Provided text |
** START **

This is the first of two Bella Caledonia blogs (second one here), commissioned by Jamie Maxwell, son of the late nationalist intellectual Stephen Maxwell, reviewing a collection of his posthumous writings, The Case For Left-Wing Nationalism.
This book, and Maxwell's last book Arguing for Independence, have very much shaped my thinking about how to campaign for a Yes in 2014. In particular, the importance of mobilising the working-class/Labour vote, and not worried too much about the Scots middle-class (largely a lost cause).
The Missing Million
Pat Kane, Bella Caledonia, on Nov 4, 2013
I never met (or cannot remember meeting) the late Stephen Maxwell. But I wish I had met him, or could remember him. The internet serves up no audio or video that I can find of his presence.
But the voice that comes through Arguing for Independence, and now this collection of essays The Case for Left-Wing Nationalism, conveys one of the most remarkable, penetrating and eloquent political thinkers that I have encountered in nearly 30 years in reading Scottish (or any) letters. High praise is due to his son, Jamie Maxwell, for bringing his father’s texts to the heart of the debate around independence.
Reading Left-Wing Nationalism is to be transported dizzyingly backward and forwards in Scottish history. Not just to the moment of Union, or the complex centuries thereafter, but to the last 40 years of Scottish nationalist advance. What some of us may have believed to be our most advanced formulations of Scottish progress turn out to have been quietly anticipated by Mr Maxwell.
Over these next few blogs, I want to use the new book, and to some degree the previous book, as a tool to measure our progress towards a Yes vote in the referendum. And also, to speculate a little about events after a Yes vote. (I’ve no time, or inclination, to tarry with the consequences of a No vote here.)
The Discreet Blah of the Scottish Bourgeoisie
One of Maxwell’s most important lines of critique is towards the Scottish middle class – and specifically, their failure to occupy the progressive leadership role that other bourgeoisie have historically adopted when their nations faced either crisis or opportunity. From his early review of Tom Nairn’s “The Break-up Of Britain”, he accepts the sense that the Scottish bourgeoisie have always been just off the mark of their historical moment.
We had a Reformation, a “Protestant Ethic”, without the native mercantile class that it could motivate and regulate – so Reformation became an “abstract, millennial dream…an escape from history”, rather than a seizing of it. We had a 19th century Romanticism, in Burns and Scott, but no nationalist political movement to match it, as elsewhere. So our Romanticism avoided radicalism, and curdled into Kailyardery and tartan sentimentalism.
We finally get effective political Nationalism in Scotland from the 1960s onwards. But rather than being the ideology which mobilises industrial development, and sweeps away outdated political forms, as it was in the late 19th and 20th centuries, mature Scottish nationalism faces industrial decline and branch-plantery.
Bad historical luck? Maxwell (via Nairn) goes deeper in his critique than that. The Scottish bourgeoisie were given a privileged, conserved but “provincial” status (a favourite term of Stephen’s) by the Union deal. Professions in law, religion and education were formally protected by distinct administrative bodies. The access to imperial markets made Scots joint partners in the industrial revolution. Inside this long period, Maxwell does identify some Scottish middle class chutzpah.

** END **

Data |
** START **

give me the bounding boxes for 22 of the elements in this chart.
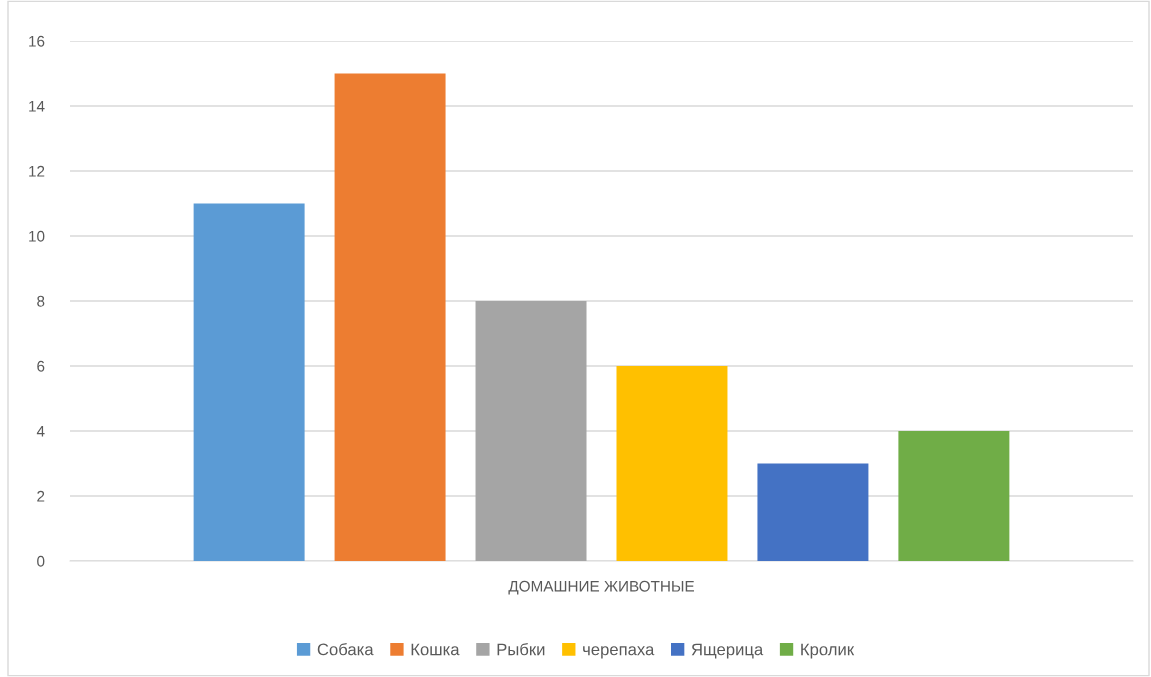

** END **

Given problem 1 |
In the blog post on Stephen Maxwell's writings, which professions were formally protected by distinct administrative bodies under the Union deal?
Given problem 2 |
Print, word for word, the part of the blog post on Stephen Maxwell's writings that opens with the words containing "Bad historical luck?" and closes with "middle class chutzpah.".

Worked solution 1 |
Law, religion and education.

Worked solution 2 |
Bad historical luck? Maxwell (via Nairn) goes deeper in his critique than that. The Scottish bourgeoisie were given a privileged, conserved but “provincial” status (a favourite term of Stephen’s) by the Union deal. Professions in law, religion and education were formally protected by distinct administrative bodies. The access to imperial markets made Scots joint partners in the industrial revolution. Inside this long period, Maxwell does identify some Scottish middle class chutzpah.